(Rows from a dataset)
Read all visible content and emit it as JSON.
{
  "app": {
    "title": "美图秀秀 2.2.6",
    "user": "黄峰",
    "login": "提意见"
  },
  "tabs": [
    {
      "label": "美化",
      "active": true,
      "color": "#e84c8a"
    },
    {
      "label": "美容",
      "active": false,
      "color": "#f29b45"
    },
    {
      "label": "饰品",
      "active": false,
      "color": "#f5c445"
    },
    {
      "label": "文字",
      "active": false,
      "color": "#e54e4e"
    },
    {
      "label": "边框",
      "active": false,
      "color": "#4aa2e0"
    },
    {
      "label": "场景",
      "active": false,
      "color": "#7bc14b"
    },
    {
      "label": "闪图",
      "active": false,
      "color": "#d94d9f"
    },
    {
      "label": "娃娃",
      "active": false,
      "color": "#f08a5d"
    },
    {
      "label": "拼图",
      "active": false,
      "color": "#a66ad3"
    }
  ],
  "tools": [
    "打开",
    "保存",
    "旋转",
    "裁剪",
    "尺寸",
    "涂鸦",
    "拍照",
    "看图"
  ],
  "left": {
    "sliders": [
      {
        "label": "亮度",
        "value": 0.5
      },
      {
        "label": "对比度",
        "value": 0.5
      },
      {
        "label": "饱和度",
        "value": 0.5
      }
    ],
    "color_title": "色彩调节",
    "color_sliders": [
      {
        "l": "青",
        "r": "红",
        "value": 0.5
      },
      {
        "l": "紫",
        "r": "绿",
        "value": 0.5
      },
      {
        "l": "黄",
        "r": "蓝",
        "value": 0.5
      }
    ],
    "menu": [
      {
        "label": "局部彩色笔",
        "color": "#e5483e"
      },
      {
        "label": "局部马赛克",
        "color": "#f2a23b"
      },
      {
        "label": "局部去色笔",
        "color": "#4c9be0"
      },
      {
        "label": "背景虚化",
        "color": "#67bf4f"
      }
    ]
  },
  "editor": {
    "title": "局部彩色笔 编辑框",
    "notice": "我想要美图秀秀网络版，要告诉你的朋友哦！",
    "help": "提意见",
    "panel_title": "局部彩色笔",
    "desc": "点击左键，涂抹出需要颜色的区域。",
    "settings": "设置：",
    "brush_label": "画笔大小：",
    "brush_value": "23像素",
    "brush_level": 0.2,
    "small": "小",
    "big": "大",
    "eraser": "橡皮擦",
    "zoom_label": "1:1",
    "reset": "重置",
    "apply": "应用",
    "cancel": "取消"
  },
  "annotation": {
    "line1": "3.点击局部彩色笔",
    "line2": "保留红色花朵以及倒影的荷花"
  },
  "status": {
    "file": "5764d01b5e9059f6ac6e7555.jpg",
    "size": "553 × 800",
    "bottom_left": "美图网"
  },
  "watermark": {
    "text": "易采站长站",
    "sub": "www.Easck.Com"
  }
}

Aim:
Set all of the entries down again, exactly as they were given.

Solution:
Read all visible content and emit it as JSON.
{
  "app": {
    "title": "美图秀秀 2.2.6",
    "user": "黄峰",
    "login": "提意见"
  },
  "tabs": [
    {
      "label": "美化",
      "active": true,
      "color": "#e84c8a"
    },
    {
      "label": "美容",
      "active": false,
      "color": "#f29b45"
    },
    {
      "label": "饰品",
      "active": false,
      "color": "#f5c445"
    },
    {
      "label": "文字",
      "active": false,
      "color": "#e54e4e"
    },
    {
      "label": "边框",
      "active": false,
      "color": "#4aa2e0"
    },
    {
      "label": "场景",
      "active": false,
      "color": "#7bc14b"
    },
    {
      "label": "闪图",
      "active": false,
      "color": "#d94d9f"
    },
    {
      "label": "娃娃",
      "active": false,
      "color": "#f08a5d"
    },
    {
      "label": "拼图",
      "active": false,
      "color": "#a66ad3"
    }
  ],
  "tools": [
    "打开",
    "保存",
    "旋转",
    "裁剪",
    "尺寸",
    "涂鸦",
    "拍照",
    "看图"
  ],
  "left": {
    "sliders": [
      {
        "label": "亮度",
        "value": 0.5
      },
      {
        "label": "对比度",
        "value": 0.5
      },
      {
        "label": "饱和度",
        "value": 0.5
      }
    ],
    "color_title": "色彩调节",
    "color_sliders": [
      {
        "l": "青",
        "r": "红",
        "value": 0.5
      },
      {
        "l": "紫",
        "r": "绿",
        "value": 0.5
      },
      {
        "l": "黄",
        "r": "蓝",
        "value": 0.5
      }
    ],
    "menu": [
      {
        "label": "局部彩色笔",
        "color": "#e5483e"
      },
      {
        "label": "局部马赛克",
        "color": "#f2a23b"
      },
      {
        "label": "局部去色笔",
        "color": "#4c9be0"
      },
      {
        "label": "背景虚化",
        "color": "#67bf4f"
      }
    ]
  },
  "editor": {
    "title": "局部彩色笔 编辑框",
    "notice": "我想要美图秀秀网络版，要告诉你的朋友哦！",
    "help": "提意见",
    "panel_title": "局部彩色笔",
    "desc": "点击左键，涂抹出需要颜色的区域。",
    "settings": "设置：",
    "brush_label": "画笔大小：",
    "brush_value": "23像素",
    "brush_level": 0.2,
    "small": "小",
    "big": "大",
    "eraser": "橡皮擦",
    "zoom_label": "1:1",
    "reset": "重置",
    "apply": "应用",
    "cancel": "取消"
  },
  "annotation": {
    "line1": "3.点击局部彩色笔",
    "line2": "保留红色花朵以及倒影的荷花"
  },
  "status": {
    "file": "5764d01b5e9059f6ac6e7555.jpg",
    "size": "553 × 800",
    "bottom_left": "美图网"
  },
  "watermark": {
    "text": "易采站长站",
    "sub": "www.Easck.Com"
  }
}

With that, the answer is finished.